Say how many lines in the records include the string "Autoscaling", adding no other words.
━━━ Available data ━━━
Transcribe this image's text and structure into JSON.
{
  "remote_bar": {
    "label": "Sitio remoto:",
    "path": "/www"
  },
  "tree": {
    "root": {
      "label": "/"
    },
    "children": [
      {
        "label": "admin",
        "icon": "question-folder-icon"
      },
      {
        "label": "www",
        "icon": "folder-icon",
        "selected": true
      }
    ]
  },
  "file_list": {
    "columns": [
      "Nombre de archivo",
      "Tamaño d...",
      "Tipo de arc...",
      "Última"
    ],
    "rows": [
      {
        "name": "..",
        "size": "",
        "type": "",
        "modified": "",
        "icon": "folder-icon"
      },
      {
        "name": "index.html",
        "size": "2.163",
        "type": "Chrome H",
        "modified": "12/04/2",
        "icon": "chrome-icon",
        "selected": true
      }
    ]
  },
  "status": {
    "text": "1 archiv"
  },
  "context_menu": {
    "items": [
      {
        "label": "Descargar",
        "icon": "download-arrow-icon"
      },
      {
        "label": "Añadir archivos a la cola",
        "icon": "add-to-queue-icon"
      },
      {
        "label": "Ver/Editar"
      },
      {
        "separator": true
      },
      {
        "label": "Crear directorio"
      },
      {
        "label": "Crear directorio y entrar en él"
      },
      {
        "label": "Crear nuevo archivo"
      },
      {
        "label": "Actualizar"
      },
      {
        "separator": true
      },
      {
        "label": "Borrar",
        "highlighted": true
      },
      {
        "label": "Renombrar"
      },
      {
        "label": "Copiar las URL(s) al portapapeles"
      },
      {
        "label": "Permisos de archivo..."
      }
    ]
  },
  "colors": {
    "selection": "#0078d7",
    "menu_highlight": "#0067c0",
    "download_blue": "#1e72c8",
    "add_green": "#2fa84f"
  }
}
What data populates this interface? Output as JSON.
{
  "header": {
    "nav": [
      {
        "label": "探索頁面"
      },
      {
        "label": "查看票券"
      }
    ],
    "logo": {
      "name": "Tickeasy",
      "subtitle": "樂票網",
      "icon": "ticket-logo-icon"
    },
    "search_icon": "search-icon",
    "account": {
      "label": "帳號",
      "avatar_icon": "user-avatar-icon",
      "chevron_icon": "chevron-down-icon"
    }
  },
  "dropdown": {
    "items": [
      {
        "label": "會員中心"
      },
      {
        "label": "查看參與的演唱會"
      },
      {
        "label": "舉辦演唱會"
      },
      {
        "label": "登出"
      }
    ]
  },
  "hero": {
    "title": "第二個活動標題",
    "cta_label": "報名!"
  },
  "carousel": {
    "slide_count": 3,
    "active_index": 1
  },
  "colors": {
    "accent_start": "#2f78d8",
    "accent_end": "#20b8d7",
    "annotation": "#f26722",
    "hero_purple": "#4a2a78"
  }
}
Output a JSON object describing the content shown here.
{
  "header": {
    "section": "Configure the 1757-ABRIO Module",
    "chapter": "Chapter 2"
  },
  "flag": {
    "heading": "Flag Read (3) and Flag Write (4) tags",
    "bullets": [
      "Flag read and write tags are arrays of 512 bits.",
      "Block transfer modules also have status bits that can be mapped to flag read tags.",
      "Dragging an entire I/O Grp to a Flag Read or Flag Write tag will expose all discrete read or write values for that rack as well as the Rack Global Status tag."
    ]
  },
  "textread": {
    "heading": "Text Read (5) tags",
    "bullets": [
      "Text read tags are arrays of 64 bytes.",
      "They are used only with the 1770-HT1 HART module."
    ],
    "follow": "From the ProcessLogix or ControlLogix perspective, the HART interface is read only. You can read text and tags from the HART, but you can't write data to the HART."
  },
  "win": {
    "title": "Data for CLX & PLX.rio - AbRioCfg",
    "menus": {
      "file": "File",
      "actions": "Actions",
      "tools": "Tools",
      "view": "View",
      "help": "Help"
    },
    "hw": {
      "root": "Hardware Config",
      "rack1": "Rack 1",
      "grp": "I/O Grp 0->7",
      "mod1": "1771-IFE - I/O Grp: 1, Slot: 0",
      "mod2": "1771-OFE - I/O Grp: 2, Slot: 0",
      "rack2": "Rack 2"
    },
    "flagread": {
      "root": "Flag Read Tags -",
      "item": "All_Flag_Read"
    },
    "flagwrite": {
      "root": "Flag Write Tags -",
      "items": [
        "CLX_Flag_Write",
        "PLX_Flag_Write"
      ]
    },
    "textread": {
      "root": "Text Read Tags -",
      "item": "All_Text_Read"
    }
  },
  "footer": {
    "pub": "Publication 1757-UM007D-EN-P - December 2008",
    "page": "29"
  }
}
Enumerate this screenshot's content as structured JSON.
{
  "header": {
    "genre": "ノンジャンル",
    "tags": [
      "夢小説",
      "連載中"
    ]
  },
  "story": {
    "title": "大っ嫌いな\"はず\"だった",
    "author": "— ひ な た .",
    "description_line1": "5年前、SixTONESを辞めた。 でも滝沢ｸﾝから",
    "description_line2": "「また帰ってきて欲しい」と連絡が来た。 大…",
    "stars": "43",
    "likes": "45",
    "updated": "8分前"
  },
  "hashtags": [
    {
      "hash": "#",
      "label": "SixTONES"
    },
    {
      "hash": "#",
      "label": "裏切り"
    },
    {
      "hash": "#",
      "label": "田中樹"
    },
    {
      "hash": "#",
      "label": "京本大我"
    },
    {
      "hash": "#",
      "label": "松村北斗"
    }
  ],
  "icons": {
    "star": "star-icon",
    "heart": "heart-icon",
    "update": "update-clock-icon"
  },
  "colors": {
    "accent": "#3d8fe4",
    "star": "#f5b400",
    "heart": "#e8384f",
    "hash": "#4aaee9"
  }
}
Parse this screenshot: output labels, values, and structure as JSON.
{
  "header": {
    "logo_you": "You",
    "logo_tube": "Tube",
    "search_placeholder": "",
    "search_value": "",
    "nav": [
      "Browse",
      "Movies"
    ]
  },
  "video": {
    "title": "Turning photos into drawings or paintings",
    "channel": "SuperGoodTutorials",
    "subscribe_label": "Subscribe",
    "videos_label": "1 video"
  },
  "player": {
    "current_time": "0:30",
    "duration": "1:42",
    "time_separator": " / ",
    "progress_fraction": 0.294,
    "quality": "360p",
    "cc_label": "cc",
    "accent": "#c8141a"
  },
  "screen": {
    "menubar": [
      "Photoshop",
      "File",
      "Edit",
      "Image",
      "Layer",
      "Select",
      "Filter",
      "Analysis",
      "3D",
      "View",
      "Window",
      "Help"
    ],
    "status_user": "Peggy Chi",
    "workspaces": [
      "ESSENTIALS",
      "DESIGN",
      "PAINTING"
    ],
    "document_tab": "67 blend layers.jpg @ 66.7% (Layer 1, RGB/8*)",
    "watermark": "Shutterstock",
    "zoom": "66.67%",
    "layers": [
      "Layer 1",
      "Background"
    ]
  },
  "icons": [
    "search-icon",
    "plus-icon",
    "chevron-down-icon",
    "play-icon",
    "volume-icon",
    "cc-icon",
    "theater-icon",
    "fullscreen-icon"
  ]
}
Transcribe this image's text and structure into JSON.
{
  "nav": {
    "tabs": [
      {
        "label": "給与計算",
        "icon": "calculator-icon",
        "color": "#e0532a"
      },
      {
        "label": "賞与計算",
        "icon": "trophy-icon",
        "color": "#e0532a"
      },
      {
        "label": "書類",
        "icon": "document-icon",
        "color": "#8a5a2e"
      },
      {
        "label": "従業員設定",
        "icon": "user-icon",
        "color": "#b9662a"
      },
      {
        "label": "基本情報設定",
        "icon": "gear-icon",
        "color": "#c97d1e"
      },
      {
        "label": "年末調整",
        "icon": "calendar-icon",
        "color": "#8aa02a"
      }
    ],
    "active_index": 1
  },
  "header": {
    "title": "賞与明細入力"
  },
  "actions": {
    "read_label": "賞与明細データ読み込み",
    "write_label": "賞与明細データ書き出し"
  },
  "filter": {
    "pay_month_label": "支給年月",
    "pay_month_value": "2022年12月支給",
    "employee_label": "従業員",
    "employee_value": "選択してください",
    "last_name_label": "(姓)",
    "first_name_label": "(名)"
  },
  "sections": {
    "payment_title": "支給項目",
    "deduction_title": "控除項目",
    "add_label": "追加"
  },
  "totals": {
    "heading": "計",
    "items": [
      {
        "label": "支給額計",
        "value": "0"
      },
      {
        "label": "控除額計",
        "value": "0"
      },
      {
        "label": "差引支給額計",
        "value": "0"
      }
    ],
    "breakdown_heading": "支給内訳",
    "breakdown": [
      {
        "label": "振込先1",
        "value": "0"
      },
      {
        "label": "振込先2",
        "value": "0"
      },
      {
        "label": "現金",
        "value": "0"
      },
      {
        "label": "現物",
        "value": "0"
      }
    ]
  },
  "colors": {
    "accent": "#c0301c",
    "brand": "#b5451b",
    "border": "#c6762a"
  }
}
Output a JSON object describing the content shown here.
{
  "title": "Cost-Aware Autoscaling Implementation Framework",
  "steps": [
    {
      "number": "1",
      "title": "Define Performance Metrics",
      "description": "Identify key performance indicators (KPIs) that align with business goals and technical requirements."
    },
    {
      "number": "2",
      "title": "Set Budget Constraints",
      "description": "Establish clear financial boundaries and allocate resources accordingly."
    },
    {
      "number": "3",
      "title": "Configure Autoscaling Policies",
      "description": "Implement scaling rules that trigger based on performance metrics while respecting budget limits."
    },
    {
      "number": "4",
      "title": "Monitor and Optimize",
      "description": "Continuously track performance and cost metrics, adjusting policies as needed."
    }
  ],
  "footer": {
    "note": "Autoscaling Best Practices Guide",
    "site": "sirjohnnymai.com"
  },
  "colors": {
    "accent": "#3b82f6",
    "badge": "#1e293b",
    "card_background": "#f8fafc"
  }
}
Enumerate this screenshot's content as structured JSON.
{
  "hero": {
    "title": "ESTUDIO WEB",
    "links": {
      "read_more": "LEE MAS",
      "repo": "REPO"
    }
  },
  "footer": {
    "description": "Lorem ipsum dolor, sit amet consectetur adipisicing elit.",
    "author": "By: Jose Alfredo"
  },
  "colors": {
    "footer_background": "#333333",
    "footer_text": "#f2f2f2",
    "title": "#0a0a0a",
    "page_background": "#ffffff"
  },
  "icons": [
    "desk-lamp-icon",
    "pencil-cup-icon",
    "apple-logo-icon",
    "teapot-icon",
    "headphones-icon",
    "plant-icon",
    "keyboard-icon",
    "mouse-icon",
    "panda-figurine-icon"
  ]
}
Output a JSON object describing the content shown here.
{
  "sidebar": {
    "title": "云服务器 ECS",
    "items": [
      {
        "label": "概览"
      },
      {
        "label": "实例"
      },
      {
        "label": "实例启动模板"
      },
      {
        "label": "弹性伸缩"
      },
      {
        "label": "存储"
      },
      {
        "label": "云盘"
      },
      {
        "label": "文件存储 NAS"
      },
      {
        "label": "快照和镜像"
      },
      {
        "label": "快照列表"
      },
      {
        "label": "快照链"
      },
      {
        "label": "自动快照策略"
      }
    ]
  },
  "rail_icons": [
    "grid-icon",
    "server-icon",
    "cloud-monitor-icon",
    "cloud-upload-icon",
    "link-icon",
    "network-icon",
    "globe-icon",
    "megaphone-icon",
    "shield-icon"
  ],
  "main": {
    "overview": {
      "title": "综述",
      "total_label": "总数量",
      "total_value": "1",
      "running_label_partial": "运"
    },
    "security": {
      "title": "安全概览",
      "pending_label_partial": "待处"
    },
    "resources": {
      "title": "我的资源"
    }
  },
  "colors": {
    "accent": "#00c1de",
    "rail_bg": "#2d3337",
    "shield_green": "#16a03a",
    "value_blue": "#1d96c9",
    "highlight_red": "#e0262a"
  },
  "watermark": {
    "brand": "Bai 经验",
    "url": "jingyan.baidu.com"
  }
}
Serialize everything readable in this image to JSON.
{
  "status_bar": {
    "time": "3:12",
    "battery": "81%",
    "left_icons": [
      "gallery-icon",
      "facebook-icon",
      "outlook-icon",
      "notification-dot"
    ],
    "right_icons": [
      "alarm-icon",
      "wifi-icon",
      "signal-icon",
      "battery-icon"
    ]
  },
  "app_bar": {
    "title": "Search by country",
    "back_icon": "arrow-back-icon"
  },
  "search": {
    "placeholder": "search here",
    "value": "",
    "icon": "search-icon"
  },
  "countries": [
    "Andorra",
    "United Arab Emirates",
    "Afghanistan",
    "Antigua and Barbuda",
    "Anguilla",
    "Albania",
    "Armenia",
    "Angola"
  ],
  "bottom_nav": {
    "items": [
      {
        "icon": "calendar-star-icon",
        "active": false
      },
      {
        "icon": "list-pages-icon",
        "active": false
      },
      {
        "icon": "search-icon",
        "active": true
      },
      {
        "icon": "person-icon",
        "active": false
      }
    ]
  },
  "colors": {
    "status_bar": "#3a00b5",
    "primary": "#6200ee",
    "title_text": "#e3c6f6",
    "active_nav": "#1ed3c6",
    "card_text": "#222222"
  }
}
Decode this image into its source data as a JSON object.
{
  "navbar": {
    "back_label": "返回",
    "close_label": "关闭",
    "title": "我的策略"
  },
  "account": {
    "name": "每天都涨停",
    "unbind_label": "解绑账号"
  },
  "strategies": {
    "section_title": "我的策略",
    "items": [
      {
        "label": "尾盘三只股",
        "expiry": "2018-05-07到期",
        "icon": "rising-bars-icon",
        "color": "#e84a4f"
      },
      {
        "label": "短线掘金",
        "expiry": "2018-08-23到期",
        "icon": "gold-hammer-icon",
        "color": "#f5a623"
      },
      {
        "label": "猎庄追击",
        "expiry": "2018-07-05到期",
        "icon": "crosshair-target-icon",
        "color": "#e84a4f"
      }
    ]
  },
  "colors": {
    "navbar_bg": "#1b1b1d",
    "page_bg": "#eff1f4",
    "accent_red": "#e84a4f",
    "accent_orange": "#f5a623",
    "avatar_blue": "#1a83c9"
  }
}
━━━
### Expected answer
3